Aufgabenstellung A:
Beantworte zum Text über R-Cycle diese Fragen:
(i) Bei welchem Unternehmen ist die Idee zu R-Cycle entstanden?
(ii) Mit welchem Unternehmen wurden Rohstoffsäcke hergestellt, die im Kreis gefahren wurden?
(iii) Mit wem wurde das Projekt durchgeführt, für das Agrarfolie mit digitalem Produktpass produziert wurde?
Aufgabenstellung B: Schreib die Fortsetzung des Textes über R-Cycle im Anschluss an seine letzte Frage.

Vorliegender Text:
# # #
Wie ist die Idee zu R-Cycle entstanden?

Die Idee ist bei Reifenhäuser entstanden. Wir entwickeln dort Technologien für besser zu recycelnde Verpackungen. Dabei stellte sich ein Grundproblem heraus: Was nützt es, wenn wir voll recyclingfähige Verpackungen entwickeln und unsere Kunden sie in den Markt bringen, die Verpackung am Ende aber trotzdem in der thermischen Verwertung landet. Im Abfallsortierprozess werden heute Verpackungen nur sehr begrenzt als recyclingfähig erkannt. Eine ausreichend präzise Sortierung findet nicht statt. Dabei liegen alle Informationen, die man für ein besseres Recycling benötigt, in unseren Maschinen und Anlagen vor. Wir nutzen sie bereits, um die Prozesse zu steuern. Warum sollte man diese Informationen nicht unternehmensübergreifend für das Recycling nutzen können? Mit diesen Informationen kann man Kunststoffabfall besser sortieren und höhere Rezyklat-Qualitäten erzielen. Diese recycling-relevanten Informationen sollten jedem Produkt mitgegeben werden. Das war der Anfang von R-Cycle. 

Welche Pilotprojekte gibt es schon?

Wir haben zum Beispiel mit Exxon Mobil Rohstoffsäcke hergestellt, die wir immer im Kreis gefahren haben. Das heißt sie wurden produziert und direkt wieder recycelt. Dank des digitalen Produktpass von R-Cycle konnten die recycling-relevanten Verpackungseigenschaften im Recyclingprozess ausgelesen werden. Diese Informationen ermöglichen es, gebrauchte Säcke gezielt als Rohstoff dem Recyclingprozess zuzuführen. Unser Partner Brückner Maschinenbau hat mit weiteren Partnern eine Chipstüte produziert, die aus einer Folie mit Metallbeschichtung besteht und dennoch voll recyclingfähig ist. Am Ende wurde aus dem Rezyklat wieder eine Folie. Das sind zwei von vielen Beispielen, die zeigen, wie der Einsatz des digitalen Produktpass ein datenbasiertes Sortieren und Recyceln ermöglicht. Die Einsatzmöglichkeiten sind dabei nicht nur auf Verpackungen beschränkt. Für ein Projekt mit der Gesellschaft für Internationale Zusammenarbeit (GIZ) und dem chinesischen Agrarministerium haben wir Agrarfolie produziert, die einen digitalen Produktpass hat. Es wird gescannt, welcher Bauer auf welchem Feld welche Folie aufbringt. Beim Einsammeln wird auch wieder gescannt und man kann eine Mengenbilanz erstellen: Wieviel Folie wurde ausgebracht, wie viel wurde eingesammelt? Somit kann sichergestellt werden, dass die gesamte Folie wieder eingesammelt und recycelt wird. 

Produktpass für die Kreislaufwirtschaft

Der digitale Produktpass nützt also nicht nur der Kreislaufwirtschaft?
# # #
Rohdaten:

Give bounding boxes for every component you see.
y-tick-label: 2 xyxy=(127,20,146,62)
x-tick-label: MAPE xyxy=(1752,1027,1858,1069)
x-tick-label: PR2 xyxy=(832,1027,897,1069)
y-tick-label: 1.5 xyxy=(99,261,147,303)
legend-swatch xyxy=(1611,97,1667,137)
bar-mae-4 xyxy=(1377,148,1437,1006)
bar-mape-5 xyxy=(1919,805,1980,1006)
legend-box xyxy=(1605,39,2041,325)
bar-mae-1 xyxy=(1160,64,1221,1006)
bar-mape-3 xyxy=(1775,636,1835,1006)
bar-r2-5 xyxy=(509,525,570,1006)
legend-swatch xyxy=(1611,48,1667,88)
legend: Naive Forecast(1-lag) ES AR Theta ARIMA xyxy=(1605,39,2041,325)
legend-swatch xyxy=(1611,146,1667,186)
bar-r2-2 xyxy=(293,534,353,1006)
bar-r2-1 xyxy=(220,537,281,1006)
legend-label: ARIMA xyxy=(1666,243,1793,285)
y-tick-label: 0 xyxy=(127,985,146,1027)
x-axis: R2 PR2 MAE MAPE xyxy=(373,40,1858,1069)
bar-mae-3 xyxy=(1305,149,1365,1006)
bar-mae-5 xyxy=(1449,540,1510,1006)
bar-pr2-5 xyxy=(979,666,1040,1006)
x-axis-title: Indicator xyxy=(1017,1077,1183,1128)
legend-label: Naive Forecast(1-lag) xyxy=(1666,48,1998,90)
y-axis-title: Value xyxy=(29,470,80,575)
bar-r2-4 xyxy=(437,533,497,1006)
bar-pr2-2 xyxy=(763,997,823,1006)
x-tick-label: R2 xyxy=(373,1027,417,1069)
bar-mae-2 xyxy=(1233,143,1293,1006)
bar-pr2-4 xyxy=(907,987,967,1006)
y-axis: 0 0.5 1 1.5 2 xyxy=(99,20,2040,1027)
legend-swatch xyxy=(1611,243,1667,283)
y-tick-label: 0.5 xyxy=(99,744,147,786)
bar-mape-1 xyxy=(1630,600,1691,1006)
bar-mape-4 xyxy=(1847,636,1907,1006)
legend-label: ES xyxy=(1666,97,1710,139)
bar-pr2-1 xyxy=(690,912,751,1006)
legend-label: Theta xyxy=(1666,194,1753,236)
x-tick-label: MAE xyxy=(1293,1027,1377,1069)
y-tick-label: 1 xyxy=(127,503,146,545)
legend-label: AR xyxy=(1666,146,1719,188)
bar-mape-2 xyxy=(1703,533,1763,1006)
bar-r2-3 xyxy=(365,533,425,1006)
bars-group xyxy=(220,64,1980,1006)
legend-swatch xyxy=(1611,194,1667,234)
# # #
Ergebnis A:
(i) Bei Reifenhäuser.
(ii) Mit Exxon Mobil.
(iii) Mit der Gesellschaft für Internationale Zusammenarbeit (GIZ) und dem chinesischen Agrarministerium.

Ergebnis B:
Es gibt viel mehr Potenziale und die wollen wir weiterentwickeln. Das große Ziel ist es natürlich, die Daten zu nutzen, um besser zu recyceln. Aber bis das wirklich im großen Maßstab Anwendung findet und entsprechende Infrastrukturen aufgebaut sind, wird es noch etwas dauern. In der Zwischenzeit wollen wird aber schon Nutzen aus dem digitalen Produktpass ziehen. Damit lässt sich zum Beispiel die Recyclingfähigkeit eines Produktes bewerten. Man kann mit den Daten zum Beispiel den CO2-Fußabdruck eines Produktes berechnen oder Prozesse im Sinne von Industrie 4.0 optimieren. Das sind alles Anwendungen, die wir mit unterschiedlichen Partnern diskutieren und umsetzen. In unserer R-Cycle Community haben sich bereits über 20 marktführende Unternehmen zusammengefunden, und wir suchen stetig weitere, um das Potenzial digitaler Produktpässe in möglichst vielen Anwendungen zu erproben. 

Kann man sagen, der digitale Produktpass ist Voraussetzung für die Kreislaufwirtschaft?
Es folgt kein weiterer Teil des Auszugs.